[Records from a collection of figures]
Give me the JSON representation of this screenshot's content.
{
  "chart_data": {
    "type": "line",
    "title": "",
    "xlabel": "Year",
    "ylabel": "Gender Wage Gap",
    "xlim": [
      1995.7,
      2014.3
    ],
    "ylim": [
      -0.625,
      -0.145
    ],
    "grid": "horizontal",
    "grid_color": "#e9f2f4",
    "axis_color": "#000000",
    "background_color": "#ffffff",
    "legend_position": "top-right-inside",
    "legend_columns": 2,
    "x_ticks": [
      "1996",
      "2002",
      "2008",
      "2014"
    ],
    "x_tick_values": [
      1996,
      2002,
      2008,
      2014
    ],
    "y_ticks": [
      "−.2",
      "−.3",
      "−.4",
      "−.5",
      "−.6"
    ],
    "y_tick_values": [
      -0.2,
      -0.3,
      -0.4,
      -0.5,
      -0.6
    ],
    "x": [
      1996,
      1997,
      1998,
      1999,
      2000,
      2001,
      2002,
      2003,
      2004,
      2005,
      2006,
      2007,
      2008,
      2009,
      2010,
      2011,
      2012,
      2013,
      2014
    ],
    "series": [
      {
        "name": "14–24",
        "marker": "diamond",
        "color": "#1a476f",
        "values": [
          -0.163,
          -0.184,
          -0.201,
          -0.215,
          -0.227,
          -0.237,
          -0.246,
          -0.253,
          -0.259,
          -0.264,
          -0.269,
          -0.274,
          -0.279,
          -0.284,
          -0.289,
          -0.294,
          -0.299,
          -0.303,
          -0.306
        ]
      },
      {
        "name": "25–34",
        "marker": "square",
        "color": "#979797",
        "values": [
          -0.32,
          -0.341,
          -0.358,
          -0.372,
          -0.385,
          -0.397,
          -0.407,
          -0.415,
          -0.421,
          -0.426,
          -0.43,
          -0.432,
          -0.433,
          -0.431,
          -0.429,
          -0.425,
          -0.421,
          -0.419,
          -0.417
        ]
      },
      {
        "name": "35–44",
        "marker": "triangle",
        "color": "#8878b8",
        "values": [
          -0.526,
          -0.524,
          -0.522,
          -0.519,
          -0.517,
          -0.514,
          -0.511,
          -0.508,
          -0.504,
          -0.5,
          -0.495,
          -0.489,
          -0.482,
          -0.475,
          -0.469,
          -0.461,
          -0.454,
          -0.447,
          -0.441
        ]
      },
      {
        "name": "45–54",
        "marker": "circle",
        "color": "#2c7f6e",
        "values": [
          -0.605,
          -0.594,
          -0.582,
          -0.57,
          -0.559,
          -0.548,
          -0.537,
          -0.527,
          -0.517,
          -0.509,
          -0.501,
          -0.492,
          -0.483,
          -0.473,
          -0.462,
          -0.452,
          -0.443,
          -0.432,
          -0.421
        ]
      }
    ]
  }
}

• Aim: Each line of the listing should be copied exactly.

• Output below:
Give me the JSON representation of this screenshot's content.
{
  "chart_data": {
    "type": "line",
    "title": "",
    "xlabel": "Year",
    "ylabel": "Gender Wage Gap",
    "xlim": [
      1995.7,
      2014.3
    ],
    "ylim": [
      -0.625,
      -0.145
    ],
    "grid": "horizontal",
    "grid_color": "#e9f2f4",
    "axis_color": "#000000",
    "background_color": "#ffffff",
    "legend_position": "top-right-inside",
    "legend_columns": 2,
    "x_ticks": [
      "1996",
      "2002",
      "2008",
      "2014"
    ],
    "x_tick_values": [
      1996,
      2002,
      2008,
      2014
    ],
    "y_ticks": [
      "−.2",
      "−.3",
      "−.4",
      "−.5",
      "−.6"
    ],
    "y_tick_values": [
      -0.2,
      -0.3,
      -0.4,
      -0.5,
      -0.6
    ],
    "x": [
      1996,
      1997,
      1998,
      1999,
      2000,
      2001,
      2002,
      2003,
      2004,
      2005,
      2006,
      2007,
      2008,
      2009,
      2010,
      2011,
      2012,
      2013,
      2014
    ],
    "series": [
      {
        "name": "14–24",
        "marker": "diamond",
        "color": "#1a476f",
        "values": [
          -0.163,
          -0.184,
          -0.201,
          -0.215,
          -0.227,
          -0.237,
          -0.246,
          -0.253,
          -0.259,
          -0.264,
          -0.269,
          -0.274,
          -0.279,
          -0.284,
          -0.289,
          -0.294,
          -0.299,
          -0.303,
          -0.306
        ]
      },
      {
        "name": "25–34",
        "marker": "square",
        "color": "#979797",
        "values": [
          -0.32,
          -0.341,
          -0.358,
          -0.372,
          -0.385,
          -0.397,
          -0.407,
          -0.415,
          -0.421,
          -0.426,
          -0.43,
          -0.432,
          -0.433,
          -0.431,
          -0.429,
          -0.425,
          -0.421,
          -0.419,
          -0.417
        ]
      },
      {
        "name": "35–44",
        "marker": "triangle",
        "color": "#8878b8",
        "values": [
          -0.526,
          -0.524,
          -0.522,
          -0.519,
          -0.517,
          -0.514,
          -0.511,
          -0.508,
          -0.504,
          -0.5,
          -0.495,
          -0.489,
          -0.482,
          -0.475,
          -0.469,
          -0.461,
          -0.454,
          -0.447,
          -0.441
        ]
      },
      {
        "name": "45–54",
        "marker": "circle",
        "color": "#2c7f6e",
        "values": [
          -0.605,
          -0.594,
          -0.582,
          -0.57,
          -0.559,
          -0.548,
          -0.537,
          -0.527,
          -0.517,
          -0.509,
          -0.501,
          -0.492,
          -0.483,
          -0.473,
          -0.462,
          -0.452,
          -0.443,
          -0.432,
          -0.421
        ]
      }
    ]
  }
}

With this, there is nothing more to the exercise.